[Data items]
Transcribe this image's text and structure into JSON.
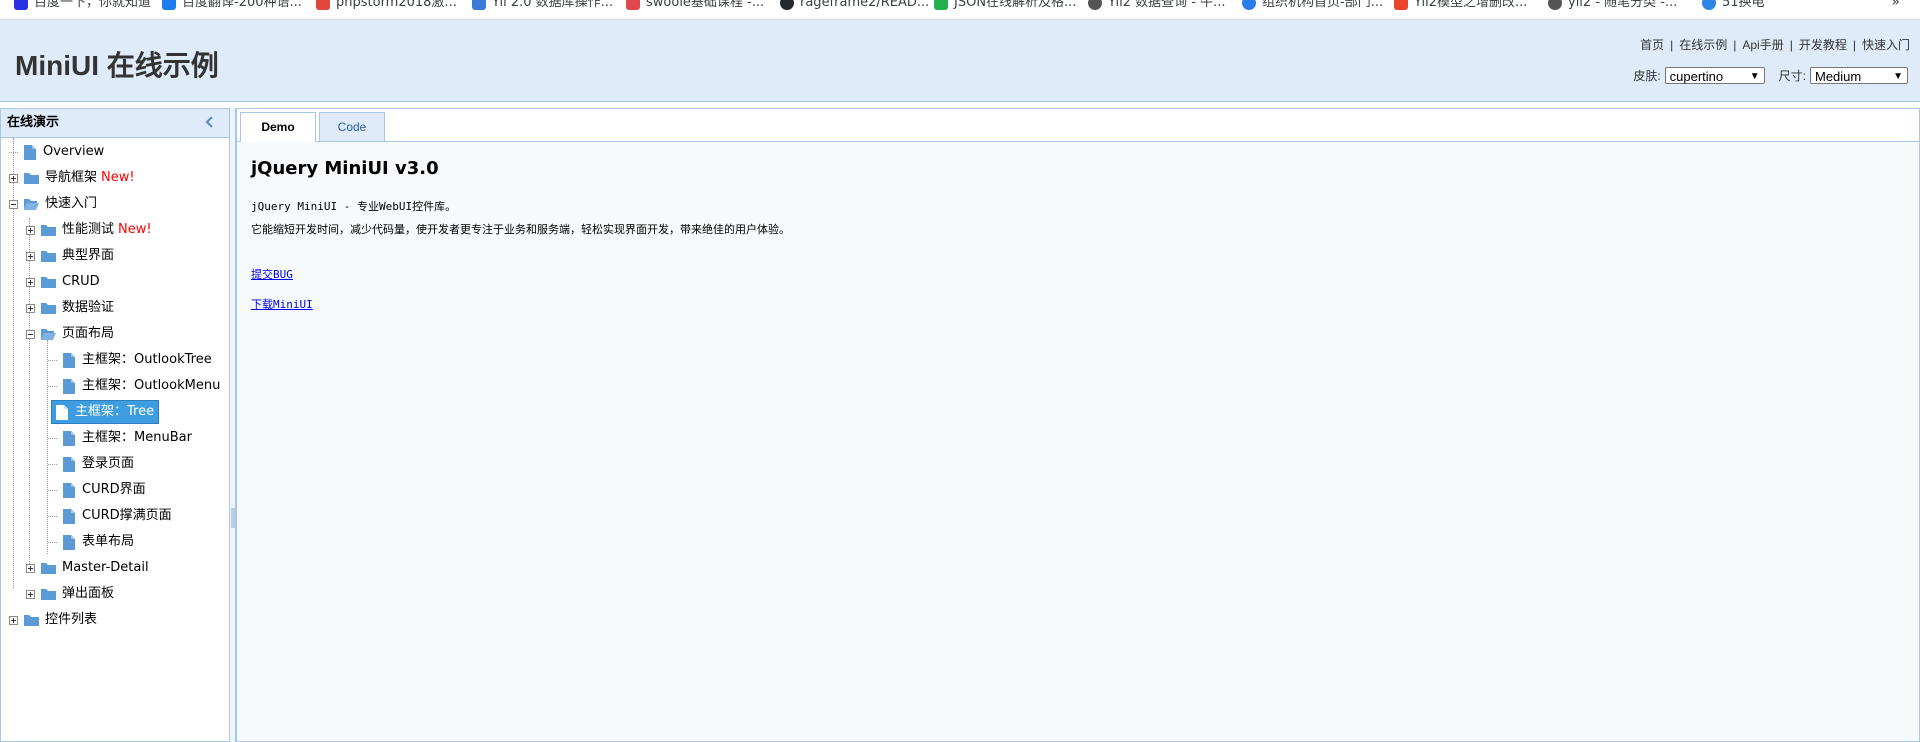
{
  "bookmarks": [
    {
      "label": "百度一下，你就知道",
      "color": "#2932e1"
    },
    {
      "label": "百度翻译-200种语...",
      "color": "#1e7bf0"
    },
    {
      "label": "phpstorm2018激...",
      "color": "#e2453c"
    },
    {
      "label": "Yii 2.0 数据库操作...",
      "color": "#3a7bd5"
    },
    {
      "label": "swoole基础课程 -...",
      "color": "#e0484f"
    },
    {
      "label": "rageframe2/READ...",
      "color": "#24292e"
    },
    {
      "label": "JSON在线解析及格...",
      "color": "#22b14c"
    },
    {
      "label": "Yii2 数据查询 - 牛...",
      "color": "#555555"
    },
    {
      "label": "组织机构首页-部门...",
      "color": "#2b7de9"
    },
    {
      "label": "Yii2模型之增删改...",
      "color": "#e8452d"
    },
    {
      "label": "yii2 - 随笔分类 -...",
      "color": "#555555"
    },
    {
      "label": "51换电",
      "color": "#2b85e4"
    }
  ],
  "bookmarks_more": "»",
  "header": {
    "title": "MiniUI 在线示例",
    "links": [
      "首页",
      "在线示例",
      "Api手册",
      "开发教程",
      "快速入门"
    ],
    "separator": "|",
    "skin_label": "皮肤:",
    "skin_value": "cupertino",
    "size_label": "尺寸:",
    "size_value": "Medium"
  },
  "sidebar": {
    "title": "在线演示",
    "nodes": [
      {
        "label": "Overview",
        "new": ""
      },
      {
        "label": "导航框架",
        "new": "New!"
      },
      {
        "label": "快速入门",
        "new": ""
      },
      {
        "label": "性能测试",
        "new": "New!"
      },
      {
        "label": "典型界面",
        "new": ""
      },
      {
        "label": "CRUD",
        "new": ""
      },
      {
        "label": "数据验证",
        "new": ""
      },
      {
        "label": "页面布局",
        "new": ""
      },
      {
        "label": "主框架：OutlookTree",
        "new": ""
      },
      {
        "label": "主框架：OutlookMenu",
        "new": ""
      },
      {
        "label": "主框架：Tree",
        "new": ""
      },
      {
        "label": "主框架：MenuBar",
        "new": ""
      },
      {
        "label": "登录页面",
        "new": ""
      },
      {
        "label": "CURD界面",
        "new": ""
      },
      {
        "label": "CURD撑满页面",
        "new": ""
      },
      {
        "label": "表单布局",
        "new": ""
      },
      {
        "label": "Master-Detail",
        "new": ""
      },
      {
        "label": "弹出面板",
        "new": ""
      },
      {
        "label": "控件列表",
        "new": ""
      }
    ]
  },
  "tabs": [
    {
      "label": "Demo",
      "active": true
    },
    {
      "label": "Code",
      "active": false
    }
  ],
  "content": {
    "heading": "jQuery MiniUI v3.0",
    "line1": "jQuery MiniUI - 专业WebUI控件库。",
    "line2": "它能缩短开发时间，减少代码量，使开发者更专注于业务和服务端，轻松实现界面开发，带来绝佳的用户体验。",
    "link1": "提交BUG",
    "link2": "下载MiniUI"
  },
  "colors": {
    "header_bg": "#dfebf8",
    "border": "#a8c6e8",
    "selected": "#3d9de0",
    "new_badge": "#ff0000"
  }
}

WHAT YOU SHOULD DO: Select and copy every line from the records that includes the word "jQuery".

WRITTEN REPLY:
    "heading": "jQuery MiniUI v3.0",
    "line1": "jQuery MiniUI - 专业WebUI控件库。",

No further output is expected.